- Task objective: Copy out the listing lines from the line with "site-name[interactable]: Webform Demo" to the line with "tray-item-label: Extend <box>414", both ends included, with every character unchanged.

----------------------------------------

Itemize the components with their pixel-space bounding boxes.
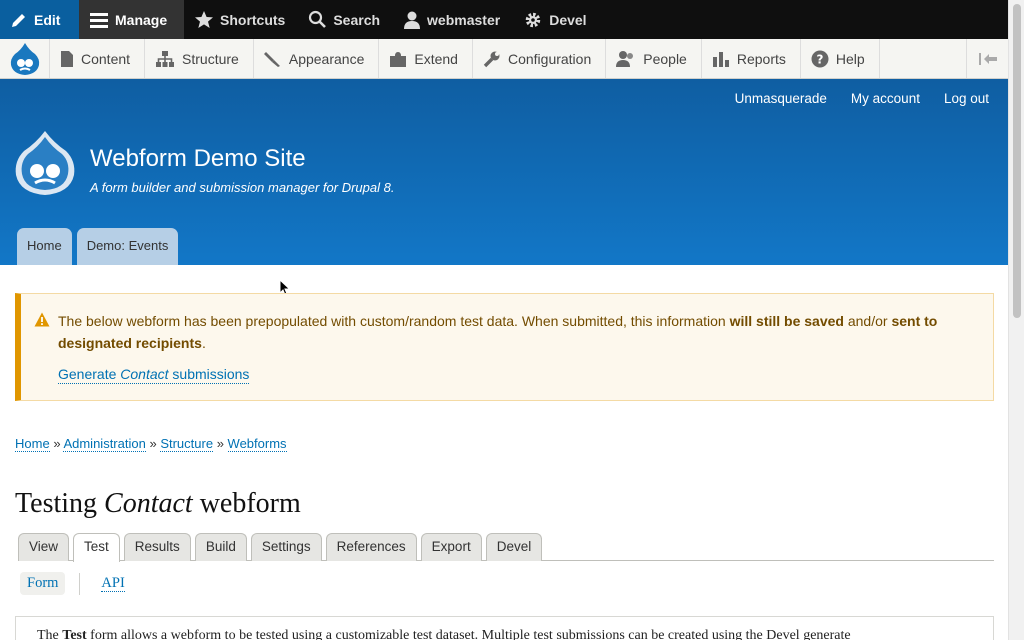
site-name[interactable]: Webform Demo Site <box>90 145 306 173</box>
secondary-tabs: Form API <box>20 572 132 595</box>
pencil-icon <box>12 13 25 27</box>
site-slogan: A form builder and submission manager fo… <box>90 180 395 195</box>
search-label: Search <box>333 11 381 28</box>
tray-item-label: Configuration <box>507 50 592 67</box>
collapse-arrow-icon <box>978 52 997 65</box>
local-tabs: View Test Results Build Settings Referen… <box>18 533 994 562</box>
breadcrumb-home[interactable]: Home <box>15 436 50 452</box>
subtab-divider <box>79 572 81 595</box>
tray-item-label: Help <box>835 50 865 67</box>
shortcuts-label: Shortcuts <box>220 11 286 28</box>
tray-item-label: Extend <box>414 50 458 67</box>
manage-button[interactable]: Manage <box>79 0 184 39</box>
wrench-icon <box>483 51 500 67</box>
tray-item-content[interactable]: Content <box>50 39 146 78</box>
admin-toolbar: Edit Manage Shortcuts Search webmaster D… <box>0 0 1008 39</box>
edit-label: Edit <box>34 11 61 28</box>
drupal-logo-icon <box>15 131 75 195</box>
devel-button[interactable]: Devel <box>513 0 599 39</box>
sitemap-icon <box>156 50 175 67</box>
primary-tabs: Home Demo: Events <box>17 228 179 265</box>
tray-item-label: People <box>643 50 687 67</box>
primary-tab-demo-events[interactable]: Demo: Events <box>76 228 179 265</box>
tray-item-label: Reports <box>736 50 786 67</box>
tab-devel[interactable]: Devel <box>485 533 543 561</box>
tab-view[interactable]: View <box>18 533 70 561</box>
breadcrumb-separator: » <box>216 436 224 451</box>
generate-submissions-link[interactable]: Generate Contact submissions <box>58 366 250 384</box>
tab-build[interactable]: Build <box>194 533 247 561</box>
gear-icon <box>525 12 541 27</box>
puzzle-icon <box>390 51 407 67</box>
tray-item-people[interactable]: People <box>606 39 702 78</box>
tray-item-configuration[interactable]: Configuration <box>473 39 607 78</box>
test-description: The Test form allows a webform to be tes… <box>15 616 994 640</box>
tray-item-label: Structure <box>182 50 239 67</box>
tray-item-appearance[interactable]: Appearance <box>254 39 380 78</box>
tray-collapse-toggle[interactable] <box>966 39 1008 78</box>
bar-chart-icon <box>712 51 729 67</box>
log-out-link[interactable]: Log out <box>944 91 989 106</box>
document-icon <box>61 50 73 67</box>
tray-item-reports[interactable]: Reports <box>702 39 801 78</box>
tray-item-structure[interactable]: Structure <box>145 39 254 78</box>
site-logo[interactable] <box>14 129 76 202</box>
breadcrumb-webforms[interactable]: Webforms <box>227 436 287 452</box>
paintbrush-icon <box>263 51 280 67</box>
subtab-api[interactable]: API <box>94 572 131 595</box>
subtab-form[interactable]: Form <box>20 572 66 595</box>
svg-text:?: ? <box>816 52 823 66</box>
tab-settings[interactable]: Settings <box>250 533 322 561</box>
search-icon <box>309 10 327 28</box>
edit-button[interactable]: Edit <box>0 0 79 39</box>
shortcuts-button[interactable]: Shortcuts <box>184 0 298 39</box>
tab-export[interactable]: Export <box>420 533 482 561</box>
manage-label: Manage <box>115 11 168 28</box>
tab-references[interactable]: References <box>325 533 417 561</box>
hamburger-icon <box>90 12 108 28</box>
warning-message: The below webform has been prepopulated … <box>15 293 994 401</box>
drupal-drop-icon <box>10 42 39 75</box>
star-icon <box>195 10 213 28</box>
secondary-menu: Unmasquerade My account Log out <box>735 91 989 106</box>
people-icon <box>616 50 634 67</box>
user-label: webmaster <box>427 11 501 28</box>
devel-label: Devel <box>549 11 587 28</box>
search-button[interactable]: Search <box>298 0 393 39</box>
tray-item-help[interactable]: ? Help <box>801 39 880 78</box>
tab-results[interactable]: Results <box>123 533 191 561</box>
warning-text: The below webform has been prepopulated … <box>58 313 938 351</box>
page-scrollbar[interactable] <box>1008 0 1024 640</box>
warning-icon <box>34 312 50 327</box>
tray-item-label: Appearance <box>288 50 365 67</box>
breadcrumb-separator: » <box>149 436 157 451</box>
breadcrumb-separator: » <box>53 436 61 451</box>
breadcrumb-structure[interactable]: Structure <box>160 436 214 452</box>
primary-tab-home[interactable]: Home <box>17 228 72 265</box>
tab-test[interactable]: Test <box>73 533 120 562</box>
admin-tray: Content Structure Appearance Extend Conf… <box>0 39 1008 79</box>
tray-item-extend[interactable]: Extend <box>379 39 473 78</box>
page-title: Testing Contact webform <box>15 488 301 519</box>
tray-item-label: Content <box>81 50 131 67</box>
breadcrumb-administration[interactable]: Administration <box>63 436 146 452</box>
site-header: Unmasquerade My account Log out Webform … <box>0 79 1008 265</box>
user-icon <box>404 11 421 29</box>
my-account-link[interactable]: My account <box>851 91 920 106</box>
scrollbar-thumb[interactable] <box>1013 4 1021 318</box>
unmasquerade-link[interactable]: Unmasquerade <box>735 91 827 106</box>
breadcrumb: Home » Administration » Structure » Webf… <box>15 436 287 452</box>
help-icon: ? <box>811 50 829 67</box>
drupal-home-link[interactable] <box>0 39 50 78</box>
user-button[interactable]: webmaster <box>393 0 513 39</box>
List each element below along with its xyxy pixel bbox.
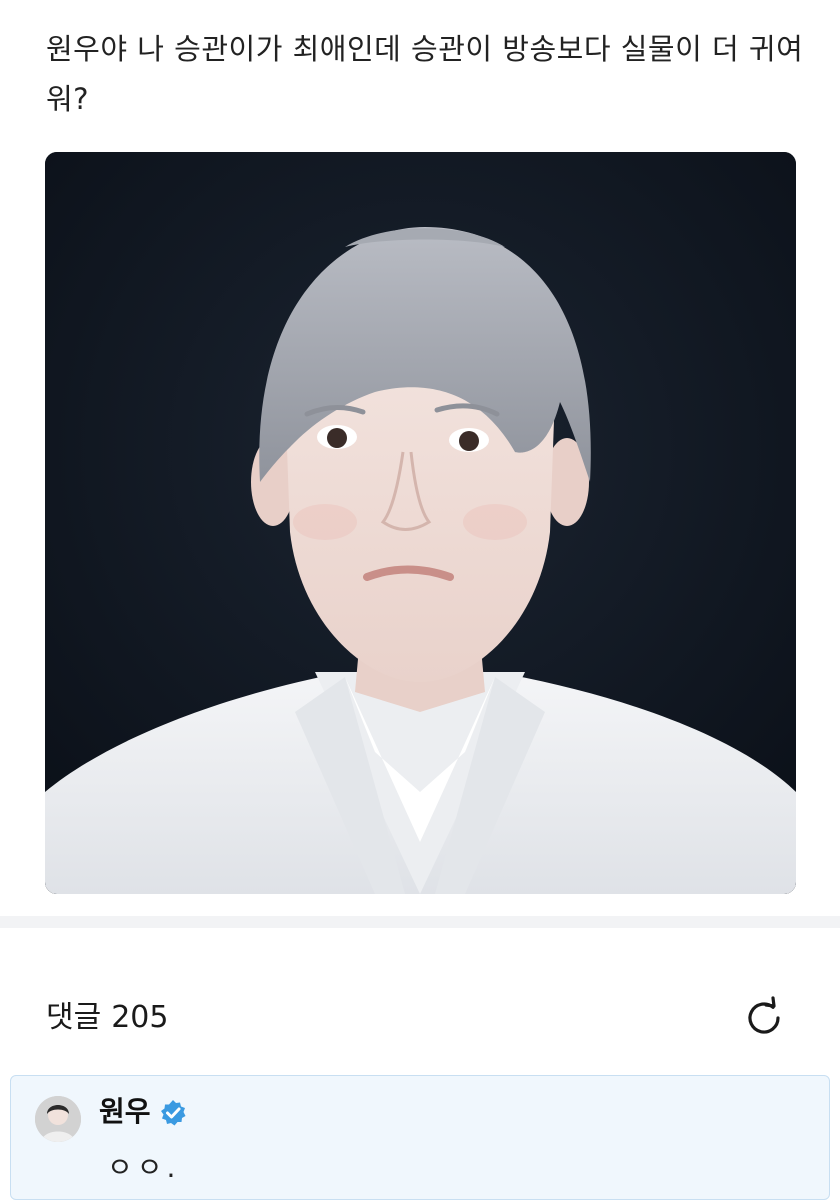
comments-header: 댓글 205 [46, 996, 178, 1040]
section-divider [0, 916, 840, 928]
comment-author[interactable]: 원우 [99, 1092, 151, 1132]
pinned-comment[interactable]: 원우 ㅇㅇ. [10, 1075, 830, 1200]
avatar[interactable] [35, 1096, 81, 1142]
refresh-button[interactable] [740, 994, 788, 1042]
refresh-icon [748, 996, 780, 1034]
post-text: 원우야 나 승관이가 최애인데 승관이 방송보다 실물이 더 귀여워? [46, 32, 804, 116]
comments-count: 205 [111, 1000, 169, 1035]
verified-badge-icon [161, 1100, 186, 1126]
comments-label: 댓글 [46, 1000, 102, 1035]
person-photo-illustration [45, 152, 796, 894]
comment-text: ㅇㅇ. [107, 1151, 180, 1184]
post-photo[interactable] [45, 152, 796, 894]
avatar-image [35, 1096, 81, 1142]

----------------------------------------

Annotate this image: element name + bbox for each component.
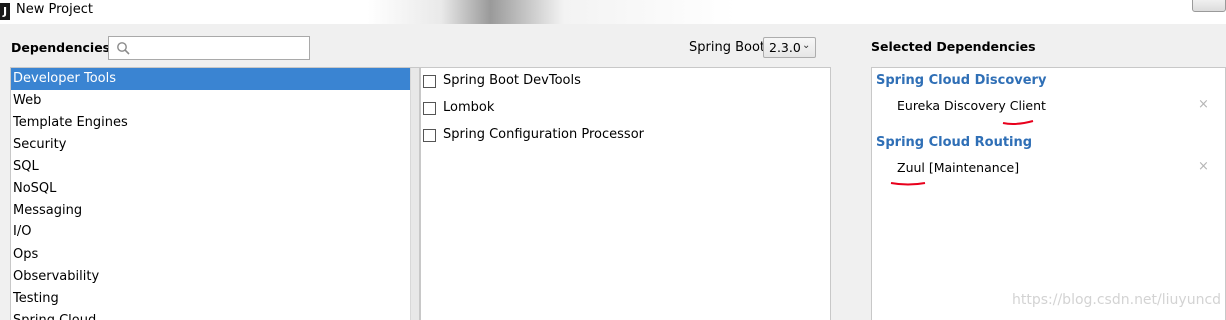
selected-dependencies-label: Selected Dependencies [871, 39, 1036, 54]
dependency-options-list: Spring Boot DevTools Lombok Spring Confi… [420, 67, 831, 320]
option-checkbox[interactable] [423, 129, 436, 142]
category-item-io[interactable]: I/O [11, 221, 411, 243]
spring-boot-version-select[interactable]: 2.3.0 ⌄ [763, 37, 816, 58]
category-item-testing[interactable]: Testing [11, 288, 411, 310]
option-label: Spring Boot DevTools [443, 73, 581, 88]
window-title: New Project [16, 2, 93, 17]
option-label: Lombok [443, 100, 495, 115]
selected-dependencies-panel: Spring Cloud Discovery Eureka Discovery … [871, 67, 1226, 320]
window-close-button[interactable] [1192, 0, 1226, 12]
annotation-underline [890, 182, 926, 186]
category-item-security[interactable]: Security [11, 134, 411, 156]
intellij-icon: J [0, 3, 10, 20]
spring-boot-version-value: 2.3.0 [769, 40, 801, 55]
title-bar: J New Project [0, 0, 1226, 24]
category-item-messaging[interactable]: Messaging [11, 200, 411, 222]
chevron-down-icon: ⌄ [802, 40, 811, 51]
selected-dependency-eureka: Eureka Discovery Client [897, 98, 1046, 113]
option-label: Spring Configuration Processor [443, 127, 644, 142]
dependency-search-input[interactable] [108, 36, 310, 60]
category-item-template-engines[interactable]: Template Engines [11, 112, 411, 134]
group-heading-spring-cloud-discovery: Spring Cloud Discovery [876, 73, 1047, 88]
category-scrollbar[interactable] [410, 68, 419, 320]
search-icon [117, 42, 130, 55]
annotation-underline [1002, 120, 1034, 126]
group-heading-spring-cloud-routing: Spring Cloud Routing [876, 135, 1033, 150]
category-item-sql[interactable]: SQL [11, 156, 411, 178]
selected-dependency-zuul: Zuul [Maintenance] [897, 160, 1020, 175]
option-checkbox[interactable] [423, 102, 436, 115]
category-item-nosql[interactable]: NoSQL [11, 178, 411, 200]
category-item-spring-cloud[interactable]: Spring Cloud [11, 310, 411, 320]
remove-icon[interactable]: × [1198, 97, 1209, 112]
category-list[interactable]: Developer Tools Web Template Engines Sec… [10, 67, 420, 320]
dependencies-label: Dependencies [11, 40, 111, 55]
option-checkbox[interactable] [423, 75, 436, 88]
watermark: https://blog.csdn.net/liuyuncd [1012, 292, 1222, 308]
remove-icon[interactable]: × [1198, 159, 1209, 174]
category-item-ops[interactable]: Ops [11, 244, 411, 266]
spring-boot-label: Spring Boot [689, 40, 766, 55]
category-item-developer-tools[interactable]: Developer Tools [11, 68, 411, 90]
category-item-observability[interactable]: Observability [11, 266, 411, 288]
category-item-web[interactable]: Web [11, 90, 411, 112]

----------------------------------------

- Full output:
site-name[interactable]: Webform Demo Site <box>90 145 306 173</box>
secondary-tabs: Form API <box>20 572 132 595</box>
pencil-icon <box>12 13 25 27</box>
site-slogan: A form builder and submission manager fo… <box>90 180 395 195</box>
search-label: Search <box>333 11 381 28</box>
tray-item-label: Configuration <box>507 50 592 67</box>
collapse-arrow-icon <box>978 52 997 65</box>
local-tabs: View Test Results Build Settings Referen… <box>18 533 994 562</box>
breadcrumb-home[interactable]: Home <box>15 436 50 452</box>
subtab-divider <box>79 572 81 595</box>
tray-item-label: Help <box>835 50 865 67</box>
shortcuts-label: Shortcuts <box>220 11 286 28</box>
tray-item-label: Extend <box>414 50 458 67</box>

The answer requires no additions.